» What to do
Extract the lines of the records below, from the line with "point [1291,532,1302,544]" up to and including the line with "text: Ghana [975,368,1101,397]", and reproduce them verbatim.

-- Start Records shown --

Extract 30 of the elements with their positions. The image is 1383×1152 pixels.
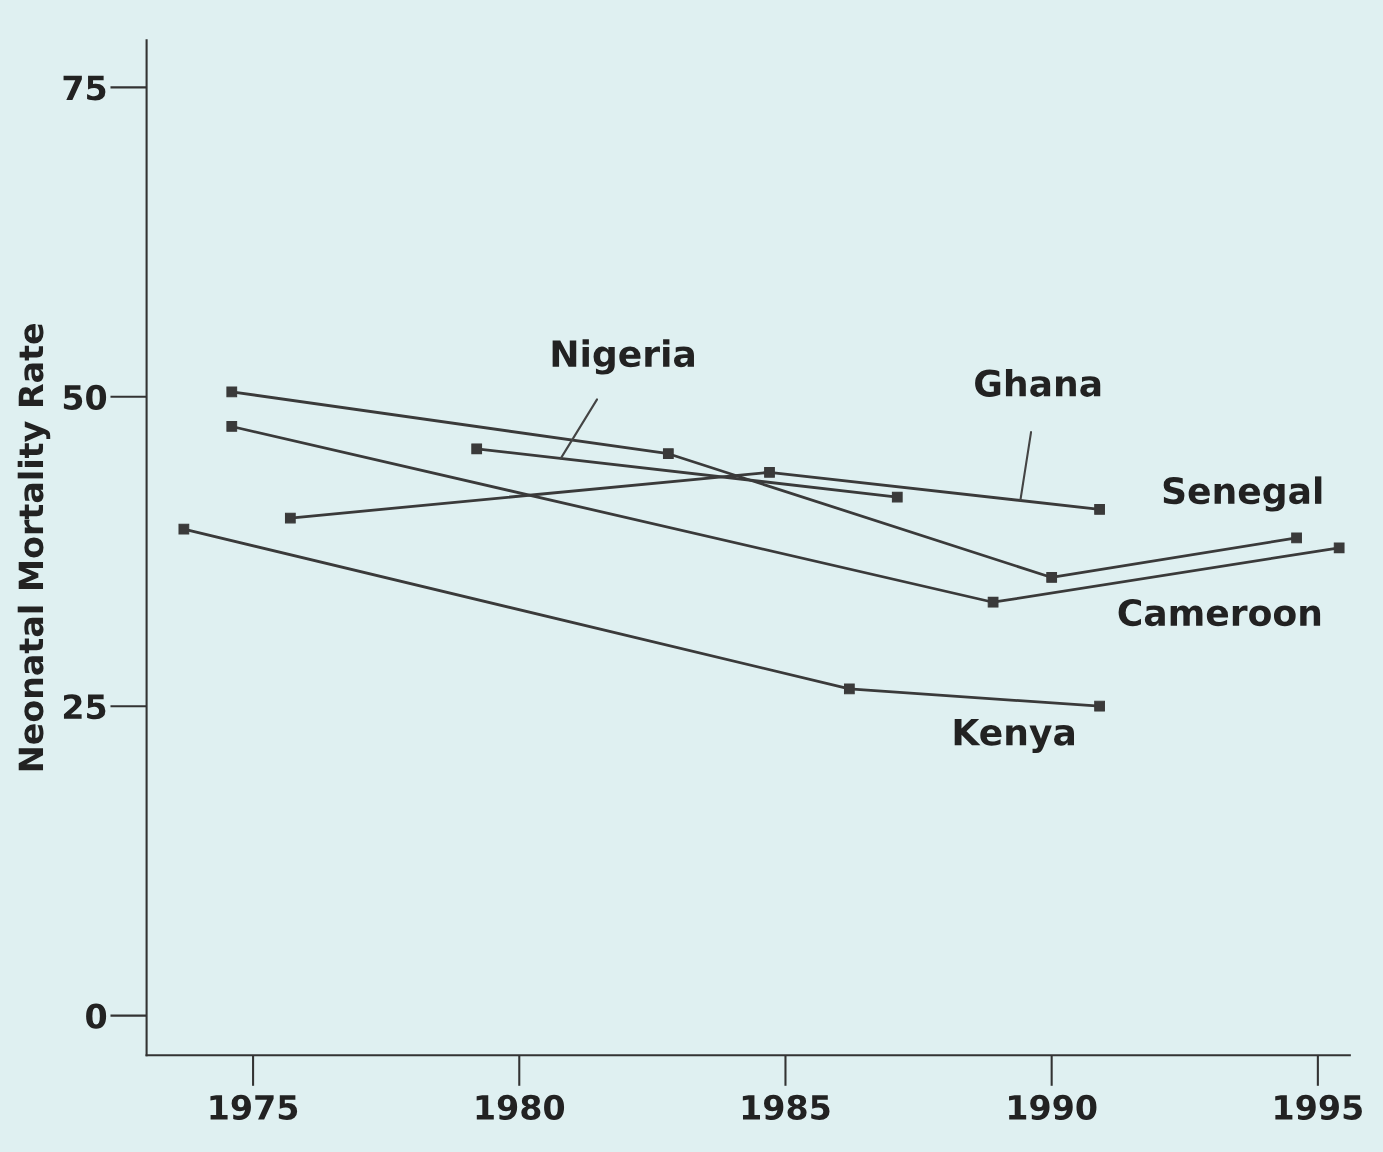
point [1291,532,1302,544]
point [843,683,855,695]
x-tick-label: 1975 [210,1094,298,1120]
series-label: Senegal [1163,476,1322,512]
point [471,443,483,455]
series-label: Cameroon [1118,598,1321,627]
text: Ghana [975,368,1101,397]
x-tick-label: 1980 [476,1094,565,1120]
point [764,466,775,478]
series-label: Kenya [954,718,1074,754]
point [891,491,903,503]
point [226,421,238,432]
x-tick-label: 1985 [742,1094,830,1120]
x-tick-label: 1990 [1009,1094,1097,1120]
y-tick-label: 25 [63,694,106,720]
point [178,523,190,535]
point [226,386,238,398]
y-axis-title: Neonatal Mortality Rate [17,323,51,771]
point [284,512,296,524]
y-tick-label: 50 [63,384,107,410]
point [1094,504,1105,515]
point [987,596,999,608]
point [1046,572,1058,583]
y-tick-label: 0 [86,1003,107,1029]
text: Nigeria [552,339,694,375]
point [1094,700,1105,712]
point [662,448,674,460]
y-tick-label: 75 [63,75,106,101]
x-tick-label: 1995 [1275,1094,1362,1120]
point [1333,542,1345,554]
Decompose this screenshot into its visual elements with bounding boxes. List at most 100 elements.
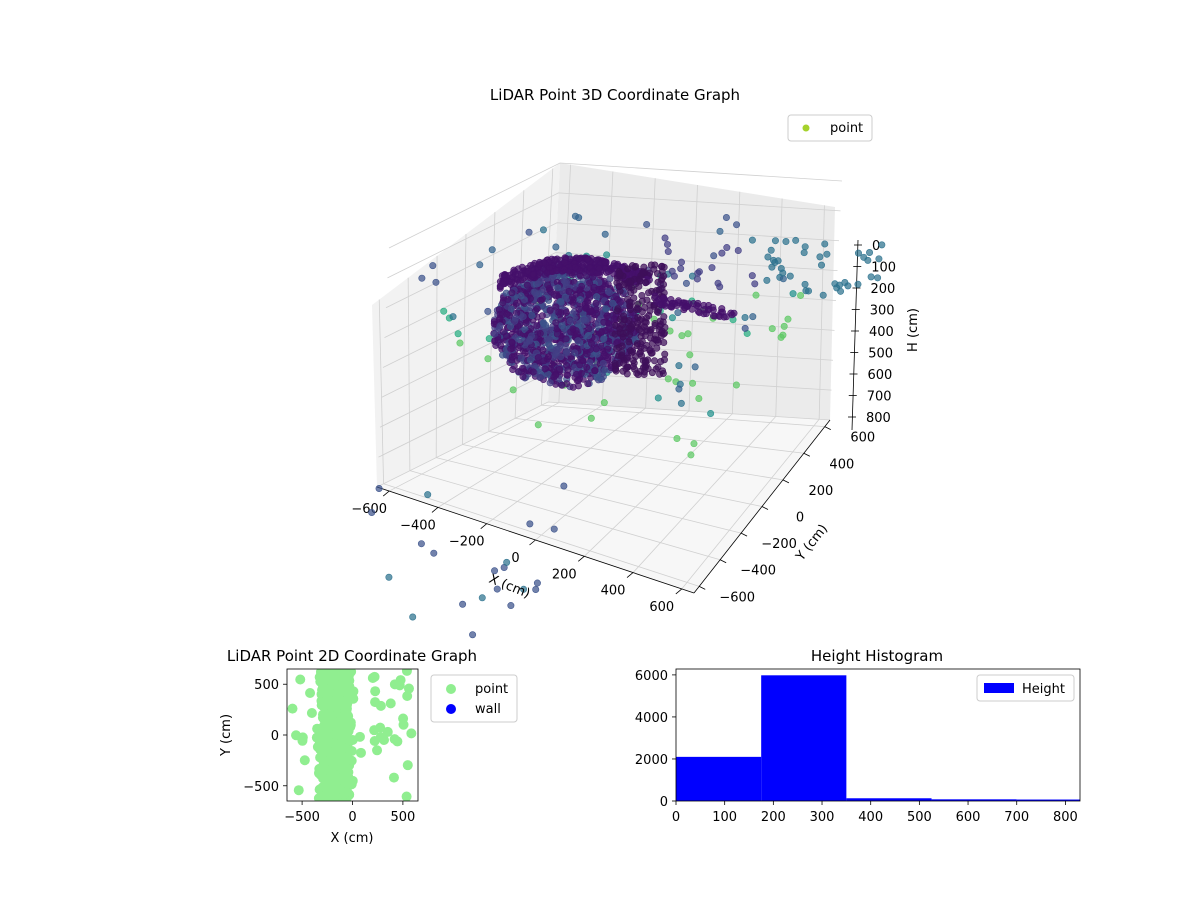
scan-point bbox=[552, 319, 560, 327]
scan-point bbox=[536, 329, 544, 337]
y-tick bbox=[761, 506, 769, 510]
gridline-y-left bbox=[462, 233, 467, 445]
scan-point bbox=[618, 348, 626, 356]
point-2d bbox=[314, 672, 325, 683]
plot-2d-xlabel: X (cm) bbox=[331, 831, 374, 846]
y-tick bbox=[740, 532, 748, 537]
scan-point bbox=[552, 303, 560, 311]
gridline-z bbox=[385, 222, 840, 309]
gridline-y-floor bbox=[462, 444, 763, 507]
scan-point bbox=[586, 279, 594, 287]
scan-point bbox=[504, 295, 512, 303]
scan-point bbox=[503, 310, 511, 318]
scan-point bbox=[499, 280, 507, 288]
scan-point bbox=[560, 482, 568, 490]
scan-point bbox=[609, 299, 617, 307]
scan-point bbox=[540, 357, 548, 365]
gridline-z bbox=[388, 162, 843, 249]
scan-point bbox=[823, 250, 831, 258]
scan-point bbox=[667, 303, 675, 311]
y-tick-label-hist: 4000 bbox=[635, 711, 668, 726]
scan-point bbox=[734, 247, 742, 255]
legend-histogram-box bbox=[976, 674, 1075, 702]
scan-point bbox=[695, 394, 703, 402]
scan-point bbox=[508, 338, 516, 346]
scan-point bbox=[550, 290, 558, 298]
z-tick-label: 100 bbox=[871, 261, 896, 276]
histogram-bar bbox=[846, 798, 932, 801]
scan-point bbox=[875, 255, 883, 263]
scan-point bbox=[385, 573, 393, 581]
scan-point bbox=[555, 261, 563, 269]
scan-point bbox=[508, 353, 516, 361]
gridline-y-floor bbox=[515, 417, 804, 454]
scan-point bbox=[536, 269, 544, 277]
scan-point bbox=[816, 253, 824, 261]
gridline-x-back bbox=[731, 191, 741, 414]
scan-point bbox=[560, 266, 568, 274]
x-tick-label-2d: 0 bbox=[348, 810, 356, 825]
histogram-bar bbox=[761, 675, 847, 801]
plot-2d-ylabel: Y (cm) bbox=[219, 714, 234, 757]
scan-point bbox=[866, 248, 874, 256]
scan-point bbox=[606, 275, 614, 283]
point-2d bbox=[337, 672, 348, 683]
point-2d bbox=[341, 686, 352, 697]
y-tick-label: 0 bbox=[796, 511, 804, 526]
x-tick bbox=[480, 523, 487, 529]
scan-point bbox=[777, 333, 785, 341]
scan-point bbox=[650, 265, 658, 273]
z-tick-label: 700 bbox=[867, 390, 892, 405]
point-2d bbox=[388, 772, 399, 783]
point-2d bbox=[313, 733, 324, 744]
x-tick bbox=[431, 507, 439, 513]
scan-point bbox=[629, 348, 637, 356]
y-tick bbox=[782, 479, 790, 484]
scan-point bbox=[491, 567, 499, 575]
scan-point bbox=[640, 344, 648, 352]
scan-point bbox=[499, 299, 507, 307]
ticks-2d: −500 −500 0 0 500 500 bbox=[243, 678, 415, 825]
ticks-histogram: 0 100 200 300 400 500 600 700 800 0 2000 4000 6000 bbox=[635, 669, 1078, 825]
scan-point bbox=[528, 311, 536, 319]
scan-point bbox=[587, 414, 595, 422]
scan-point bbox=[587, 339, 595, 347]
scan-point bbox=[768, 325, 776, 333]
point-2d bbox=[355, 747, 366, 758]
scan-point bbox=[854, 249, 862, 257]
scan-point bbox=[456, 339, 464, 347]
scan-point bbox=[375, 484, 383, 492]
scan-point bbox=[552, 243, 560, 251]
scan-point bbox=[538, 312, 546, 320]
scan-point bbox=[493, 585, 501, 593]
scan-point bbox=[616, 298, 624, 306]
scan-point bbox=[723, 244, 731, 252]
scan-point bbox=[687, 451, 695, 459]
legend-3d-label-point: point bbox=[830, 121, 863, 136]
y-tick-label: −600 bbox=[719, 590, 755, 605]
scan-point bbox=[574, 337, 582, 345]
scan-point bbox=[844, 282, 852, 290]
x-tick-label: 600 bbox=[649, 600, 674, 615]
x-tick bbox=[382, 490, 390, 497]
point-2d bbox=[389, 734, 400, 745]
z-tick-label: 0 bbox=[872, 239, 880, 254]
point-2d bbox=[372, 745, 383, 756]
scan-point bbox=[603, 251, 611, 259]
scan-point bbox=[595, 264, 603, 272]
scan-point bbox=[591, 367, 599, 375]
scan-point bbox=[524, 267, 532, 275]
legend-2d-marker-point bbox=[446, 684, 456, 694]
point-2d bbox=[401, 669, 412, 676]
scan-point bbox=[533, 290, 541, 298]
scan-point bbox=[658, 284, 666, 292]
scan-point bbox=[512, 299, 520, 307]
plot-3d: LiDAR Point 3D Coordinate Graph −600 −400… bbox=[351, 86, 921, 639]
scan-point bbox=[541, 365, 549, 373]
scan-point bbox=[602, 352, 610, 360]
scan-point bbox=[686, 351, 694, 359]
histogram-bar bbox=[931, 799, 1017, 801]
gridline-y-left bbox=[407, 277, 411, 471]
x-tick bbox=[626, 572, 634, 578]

-- End Records shown --
-- Start Records shown --

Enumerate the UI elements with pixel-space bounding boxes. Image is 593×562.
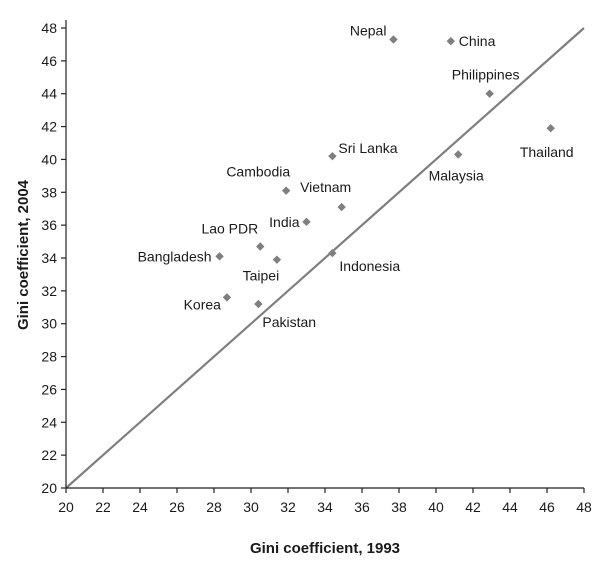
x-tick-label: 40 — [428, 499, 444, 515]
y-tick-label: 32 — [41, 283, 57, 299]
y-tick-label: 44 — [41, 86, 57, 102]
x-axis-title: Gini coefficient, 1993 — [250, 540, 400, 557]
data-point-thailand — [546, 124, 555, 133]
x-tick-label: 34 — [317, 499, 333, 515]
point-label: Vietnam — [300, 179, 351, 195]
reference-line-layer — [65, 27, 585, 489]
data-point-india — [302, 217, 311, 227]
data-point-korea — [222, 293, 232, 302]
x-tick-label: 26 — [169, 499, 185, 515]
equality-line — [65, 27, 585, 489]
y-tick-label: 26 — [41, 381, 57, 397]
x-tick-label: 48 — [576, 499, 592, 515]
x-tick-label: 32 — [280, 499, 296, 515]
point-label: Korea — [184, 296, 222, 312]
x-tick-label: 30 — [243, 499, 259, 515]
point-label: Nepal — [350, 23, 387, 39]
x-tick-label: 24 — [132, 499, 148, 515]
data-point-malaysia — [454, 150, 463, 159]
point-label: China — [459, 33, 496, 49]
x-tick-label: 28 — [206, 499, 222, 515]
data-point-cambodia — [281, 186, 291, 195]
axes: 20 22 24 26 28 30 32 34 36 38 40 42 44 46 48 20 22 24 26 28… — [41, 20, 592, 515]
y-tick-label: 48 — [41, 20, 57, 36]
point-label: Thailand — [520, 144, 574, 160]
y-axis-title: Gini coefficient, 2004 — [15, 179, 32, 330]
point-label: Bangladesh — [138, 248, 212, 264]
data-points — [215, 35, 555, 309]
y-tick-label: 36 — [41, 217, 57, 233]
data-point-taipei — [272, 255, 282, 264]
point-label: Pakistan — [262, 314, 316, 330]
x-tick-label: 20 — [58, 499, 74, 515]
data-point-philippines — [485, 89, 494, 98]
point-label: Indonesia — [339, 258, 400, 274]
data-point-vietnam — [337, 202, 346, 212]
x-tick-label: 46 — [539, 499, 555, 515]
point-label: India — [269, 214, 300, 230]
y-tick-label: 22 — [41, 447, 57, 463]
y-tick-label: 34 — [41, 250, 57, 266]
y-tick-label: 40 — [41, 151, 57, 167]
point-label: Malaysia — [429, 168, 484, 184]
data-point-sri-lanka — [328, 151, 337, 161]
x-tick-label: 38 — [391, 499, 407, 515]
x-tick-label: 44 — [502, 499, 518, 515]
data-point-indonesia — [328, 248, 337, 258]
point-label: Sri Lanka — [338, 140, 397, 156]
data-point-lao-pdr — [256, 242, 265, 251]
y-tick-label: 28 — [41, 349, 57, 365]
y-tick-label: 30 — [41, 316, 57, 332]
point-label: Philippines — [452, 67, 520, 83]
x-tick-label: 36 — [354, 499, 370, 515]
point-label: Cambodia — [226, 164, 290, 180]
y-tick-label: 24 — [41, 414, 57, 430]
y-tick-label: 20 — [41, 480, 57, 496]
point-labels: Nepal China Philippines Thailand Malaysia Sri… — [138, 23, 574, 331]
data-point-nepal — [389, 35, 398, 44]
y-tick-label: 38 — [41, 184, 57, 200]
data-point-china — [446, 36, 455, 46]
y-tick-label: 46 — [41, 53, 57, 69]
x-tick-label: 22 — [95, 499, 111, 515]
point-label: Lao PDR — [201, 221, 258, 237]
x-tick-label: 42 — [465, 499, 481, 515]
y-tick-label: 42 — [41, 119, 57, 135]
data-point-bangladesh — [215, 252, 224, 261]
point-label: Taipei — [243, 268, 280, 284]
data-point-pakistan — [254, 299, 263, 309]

-- End Records shown --

» Result of this task
point [1291,532,1302,544]
point [843,683,855,695]
x-tick-label: 1975 [210,1094,298,1120]
series-label: Senegal [1163,476,1322,512]
point [471,443,483,455]
series-label: Cameroon [1118,598,1321,627]
text: Ghana [975,368,1101,397]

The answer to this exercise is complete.